** WRITTEN TASK **
Gather, from the listing beneath this task, every line holding the string "inches".

** TASK MATERIAL **
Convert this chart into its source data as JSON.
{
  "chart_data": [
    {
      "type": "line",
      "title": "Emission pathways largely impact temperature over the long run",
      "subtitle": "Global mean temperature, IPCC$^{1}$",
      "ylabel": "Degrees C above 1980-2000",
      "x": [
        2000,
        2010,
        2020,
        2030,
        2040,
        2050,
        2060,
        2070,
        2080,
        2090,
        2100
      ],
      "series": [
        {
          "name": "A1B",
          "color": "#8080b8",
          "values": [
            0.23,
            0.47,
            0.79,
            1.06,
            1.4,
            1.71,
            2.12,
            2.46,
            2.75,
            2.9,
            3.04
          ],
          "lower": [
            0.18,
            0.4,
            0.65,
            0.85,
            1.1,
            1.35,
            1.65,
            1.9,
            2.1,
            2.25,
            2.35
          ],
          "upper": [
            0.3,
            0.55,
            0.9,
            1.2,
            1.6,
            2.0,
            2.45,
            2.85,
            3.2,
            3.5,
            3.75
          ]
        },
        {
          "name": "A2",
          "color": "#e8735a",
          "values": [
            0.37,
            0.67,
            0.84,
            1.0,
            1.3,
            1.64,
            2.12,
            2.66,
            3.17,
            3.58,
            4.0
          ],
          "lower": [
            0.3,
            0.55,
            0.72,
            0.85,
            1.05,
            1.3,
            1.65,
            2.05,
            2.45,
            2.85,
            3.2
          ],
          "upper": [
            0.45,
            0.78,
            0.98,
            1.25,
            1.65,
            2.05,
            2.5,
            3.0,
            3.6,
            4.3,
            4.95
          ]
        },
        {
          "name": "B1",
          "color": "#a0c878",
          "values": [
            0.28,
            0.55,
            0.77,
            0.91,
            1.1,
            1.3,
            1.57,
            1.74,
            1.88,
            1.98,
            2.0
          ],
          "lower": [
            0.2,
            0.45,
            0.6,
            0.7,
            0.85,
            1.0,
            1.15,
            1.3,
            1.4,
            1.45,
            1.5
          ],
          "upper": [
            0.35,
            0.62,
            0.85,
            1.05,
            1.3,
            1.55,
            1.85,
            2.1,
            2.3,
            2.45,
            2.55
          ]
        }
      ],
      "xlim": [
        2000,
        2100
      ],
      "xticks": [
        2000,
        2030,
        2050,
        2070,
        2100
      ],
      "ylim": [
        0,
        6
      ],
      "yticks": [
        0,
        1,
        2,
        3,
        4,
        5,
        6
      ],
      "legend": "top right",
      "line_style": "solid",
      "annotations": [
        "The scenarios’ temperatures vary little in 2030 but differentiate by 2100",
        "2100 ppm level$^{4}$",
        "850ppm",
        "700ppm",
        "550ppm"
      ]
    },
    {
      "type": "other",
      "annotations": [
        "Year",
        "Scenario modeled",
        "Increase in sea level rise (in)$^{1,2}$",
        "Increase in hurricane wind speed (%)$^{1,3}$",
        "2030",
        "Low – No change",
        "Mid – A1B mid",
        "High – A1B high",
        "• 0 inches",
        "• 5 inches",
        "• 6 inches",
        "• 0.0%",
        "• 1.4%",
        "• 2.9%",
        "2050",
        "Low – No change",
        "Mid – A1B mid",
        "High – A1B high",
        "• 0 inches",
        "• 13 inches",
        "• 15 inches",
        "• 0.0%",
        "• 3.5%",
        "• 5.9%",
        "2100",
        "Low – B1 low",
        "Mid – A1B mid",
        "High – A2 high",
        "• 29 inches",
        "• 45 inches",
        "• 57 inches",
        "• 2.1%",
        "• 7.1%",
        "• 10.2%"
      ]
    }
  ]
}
==
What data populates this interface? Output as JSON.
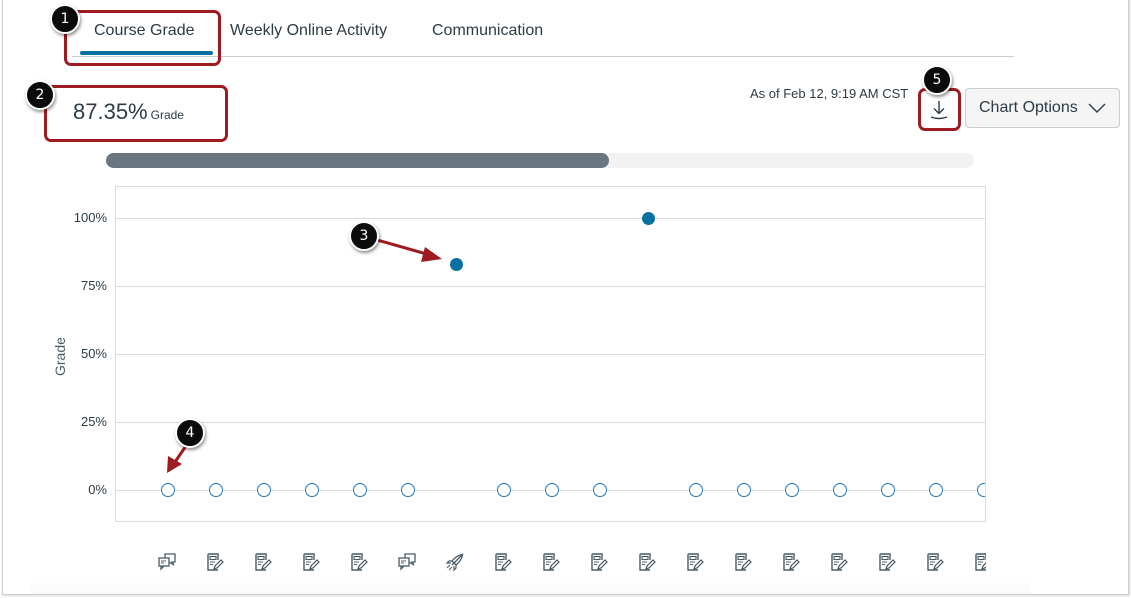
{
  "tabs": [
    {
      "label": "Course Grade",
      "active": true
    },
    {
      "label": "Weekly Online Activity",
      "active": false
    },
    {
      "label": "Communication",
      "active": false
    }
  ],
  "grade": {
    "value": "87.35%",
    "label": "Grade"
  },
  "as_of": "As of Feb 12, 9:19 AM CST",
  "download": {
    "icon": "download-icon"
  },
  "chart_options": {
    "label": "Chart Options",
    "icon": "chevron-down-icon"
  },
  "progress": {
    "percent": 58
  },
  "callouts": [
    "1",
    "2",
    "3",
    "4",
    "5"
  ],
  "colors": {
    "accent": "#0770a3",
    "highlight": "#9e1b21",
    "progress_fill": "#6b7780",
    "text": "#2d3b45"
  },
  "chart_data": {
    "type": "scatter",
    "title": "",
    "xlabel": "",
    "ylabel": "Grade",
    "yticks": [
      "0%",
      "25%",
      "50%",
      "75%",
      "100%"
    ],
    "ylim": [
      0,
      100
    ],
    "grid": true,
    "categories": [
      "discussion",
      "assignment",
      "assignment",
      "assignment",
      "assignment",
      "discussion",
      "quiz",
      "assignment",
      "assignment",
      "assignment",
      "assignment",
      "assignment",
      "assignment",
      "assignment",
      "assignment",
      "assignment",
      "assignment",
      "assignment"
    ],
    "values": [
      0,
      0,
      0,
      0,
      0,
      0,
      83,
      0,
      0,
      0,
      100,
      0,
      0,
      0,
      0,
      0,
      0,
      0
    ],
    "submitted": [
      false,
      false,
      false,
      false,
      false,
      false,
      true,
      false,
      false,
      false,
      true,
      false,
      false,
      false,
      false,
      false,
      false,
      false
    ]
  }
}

** CORRECT RESPONSE **
        "• 0 inches",
        "• 5 inches",
        "• 6 inches",
        "• 0 inches",
        "• 13 inches",
        "• 15 inches",
        "• 29 inches",
        "• 45 inches",
        "• 57 inches",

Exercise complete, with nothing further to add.